→ The problem
Look through the material and copy each line holding "this".

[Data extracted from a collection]

○ ○ ○ ○ ○

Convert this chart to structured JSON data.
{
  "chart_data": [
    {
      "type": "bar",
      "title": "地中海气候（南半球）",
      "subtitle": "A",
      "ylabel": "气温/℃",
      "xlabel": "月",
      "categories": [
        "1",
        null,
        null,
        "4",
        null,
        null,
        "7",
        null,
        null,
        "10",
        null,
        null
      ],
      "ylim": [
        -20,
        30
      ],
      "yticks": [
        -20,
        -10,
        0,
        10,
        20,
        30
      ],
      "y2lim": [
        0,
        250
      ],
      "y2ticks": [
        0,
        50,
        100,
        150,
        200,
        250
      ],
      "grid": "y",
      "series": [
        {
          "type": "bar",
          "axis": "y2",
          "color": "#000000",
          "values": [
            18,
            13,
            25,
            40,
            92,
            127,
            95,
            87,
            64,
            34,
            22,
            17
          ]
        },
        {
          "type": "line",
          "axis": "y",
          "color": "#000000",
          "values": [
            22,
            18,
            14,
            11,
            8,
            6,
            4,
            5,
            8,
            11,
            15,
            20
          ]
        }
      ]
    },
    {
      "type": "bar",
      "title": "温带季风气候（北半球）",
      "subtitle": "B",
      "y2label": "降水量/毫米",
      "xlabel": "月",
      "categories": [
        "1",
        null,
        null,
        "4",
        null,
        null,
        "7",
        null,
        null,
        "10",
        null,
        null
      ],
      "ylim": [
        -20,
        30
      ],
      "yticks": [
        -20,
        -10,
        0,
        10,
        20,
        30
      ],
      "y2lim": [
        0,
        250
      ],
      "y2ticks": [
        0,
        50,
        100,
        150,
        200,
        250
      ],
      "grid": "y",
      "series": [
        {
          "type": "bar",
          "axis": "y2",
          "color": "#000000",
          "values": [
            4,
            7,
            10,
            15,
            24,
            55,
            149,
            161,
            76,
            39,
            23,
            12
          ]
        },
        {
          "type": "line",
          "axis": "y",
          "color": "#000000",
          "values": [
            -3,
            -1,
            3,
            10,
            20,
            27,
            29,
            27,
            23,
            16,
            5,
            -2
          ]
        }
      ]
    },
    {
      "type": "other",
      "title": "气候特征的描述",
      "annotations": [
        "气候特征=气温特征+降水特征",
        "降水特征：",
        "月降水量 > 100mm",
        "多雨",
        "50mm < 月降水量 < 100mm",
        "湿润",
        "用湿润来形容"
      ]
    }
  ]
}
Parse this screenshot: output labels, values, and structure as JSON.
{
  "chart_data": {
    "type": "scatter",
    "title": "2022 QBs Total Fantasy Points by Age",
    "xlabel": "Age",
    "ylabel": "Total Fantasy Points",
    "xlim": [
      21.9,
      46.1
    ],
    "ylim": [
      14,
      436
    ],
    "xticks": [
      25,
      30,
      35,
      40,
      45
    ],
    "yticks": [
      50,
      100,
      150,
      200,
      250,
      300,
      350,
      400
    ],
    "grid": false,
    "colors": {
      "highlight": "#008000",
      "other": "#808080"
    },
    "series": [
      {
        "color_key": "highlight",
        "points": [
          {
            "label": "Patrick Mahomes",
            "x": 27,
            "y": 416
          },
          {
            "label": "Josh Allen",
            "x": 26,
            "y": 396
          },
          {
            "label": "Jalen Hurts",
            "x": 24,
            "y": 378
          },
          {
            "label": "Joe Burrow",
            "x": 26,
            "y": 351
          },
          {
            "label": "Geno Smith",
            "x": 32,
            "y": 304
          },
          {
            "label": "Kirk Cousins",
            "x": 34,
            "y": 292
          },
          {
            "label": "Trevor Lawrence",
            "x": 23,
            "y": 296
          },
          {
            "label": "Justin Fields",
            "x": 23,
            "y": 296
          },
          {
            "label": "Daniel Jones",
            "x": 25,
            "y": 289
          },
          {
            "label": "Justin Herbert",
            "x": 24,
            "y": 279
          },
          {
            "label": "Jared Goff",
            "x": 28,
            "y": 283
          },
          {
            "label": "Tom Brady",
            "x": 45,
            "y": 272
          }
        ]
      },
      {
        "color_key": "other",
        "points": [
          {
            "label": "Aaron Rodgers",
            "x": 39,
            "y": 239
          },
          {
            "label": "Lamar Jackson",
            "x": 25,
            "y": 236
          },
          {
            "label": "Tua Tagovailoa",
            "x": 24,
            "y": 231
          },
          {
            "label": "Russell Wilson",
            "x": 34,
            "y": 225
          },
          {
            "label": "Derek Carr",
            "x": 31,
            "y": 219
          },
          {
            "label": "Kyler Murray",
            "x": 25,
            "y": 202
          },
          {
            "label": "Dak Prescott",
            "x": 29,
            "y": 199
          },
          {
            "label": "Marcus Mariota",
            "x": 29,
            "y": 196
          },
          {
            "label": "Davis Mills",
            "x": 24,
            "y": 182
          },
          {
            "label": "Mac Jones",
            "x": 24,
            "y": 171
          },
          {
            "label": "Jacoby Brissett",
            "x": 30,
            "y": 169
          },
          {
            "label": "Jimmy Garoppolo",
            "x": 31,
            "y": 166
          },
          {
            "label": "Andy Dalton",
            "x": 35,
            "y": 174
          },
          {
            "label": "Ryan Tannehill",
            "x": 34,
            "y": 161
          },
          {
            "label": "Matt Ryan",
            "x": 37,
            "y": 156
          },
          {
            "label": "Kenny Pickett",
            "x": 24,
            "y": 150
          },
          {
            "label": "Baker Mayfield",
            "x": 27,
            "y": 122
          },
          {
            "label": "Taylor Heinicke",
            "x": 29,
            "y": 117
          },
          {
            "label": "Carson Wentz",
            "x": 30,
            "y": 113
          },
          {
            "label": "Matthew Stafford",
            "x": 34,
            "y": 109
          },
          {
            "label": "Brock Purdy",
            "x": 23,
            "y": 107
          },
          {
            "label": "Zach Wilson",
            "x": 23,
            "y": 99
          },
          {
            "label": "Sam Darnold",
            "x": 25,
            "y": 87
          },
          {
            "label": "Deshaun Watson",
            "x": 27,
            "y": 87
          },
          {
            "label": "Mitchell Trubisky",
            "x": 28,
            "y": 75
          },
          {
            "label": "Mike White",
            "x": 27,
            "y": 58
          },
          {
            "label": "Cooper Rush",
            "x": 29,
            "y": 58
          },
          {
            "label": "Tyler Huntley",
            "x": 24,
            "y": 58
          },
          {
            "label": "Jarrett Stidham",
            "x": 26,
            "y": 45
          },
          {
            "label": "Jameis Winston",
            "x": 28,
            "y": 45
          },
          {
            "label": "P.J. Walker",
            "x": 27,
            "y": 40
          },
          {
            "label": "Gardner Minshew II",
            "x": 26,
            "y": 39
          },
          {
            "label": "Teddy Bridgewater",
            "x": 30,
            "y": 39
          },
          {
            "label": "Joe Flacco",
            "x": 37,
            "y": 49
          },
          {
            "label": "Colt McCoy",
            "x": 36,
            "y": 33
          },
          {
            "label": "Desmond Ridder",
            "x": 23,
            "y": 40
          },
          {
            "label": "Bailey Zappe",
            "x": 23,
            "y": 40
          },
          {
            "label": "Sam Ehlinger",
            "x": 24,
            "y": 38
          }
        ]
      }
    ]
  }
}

○ ○ ○ ○ ○

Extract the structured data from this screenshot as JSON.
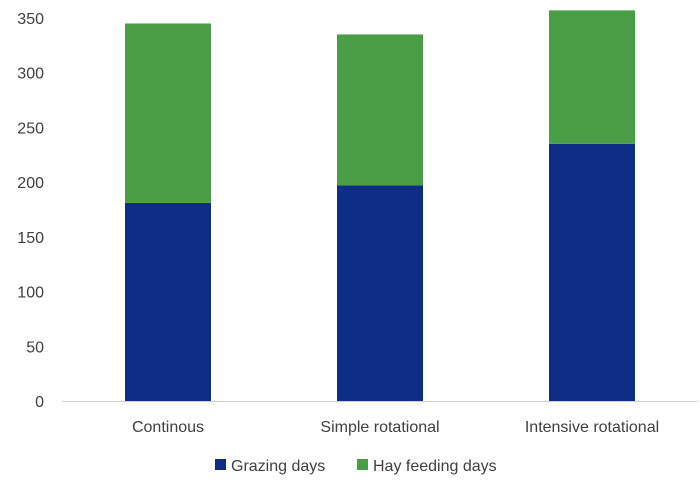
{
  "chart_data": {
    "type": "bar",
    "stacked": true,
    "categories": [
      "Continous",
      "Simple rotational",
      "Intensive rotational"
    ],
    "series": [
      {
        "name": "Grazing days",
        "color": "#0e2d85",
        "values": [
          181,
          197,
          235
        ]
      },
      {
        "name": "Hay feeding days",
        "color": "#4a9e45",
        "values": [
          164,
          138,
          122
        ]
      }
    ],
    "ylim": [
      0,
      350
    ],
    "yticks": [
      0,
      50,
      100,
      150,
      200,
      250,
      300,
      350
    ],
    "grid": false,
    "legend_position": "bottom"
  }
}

○ ○ ○ ○ ○

→ Task result
Convert this chart to structured JSON data.
Parse this screenshot: output labels, values, and structure as JSON.
Extract the structured data from this screenshot as JSON.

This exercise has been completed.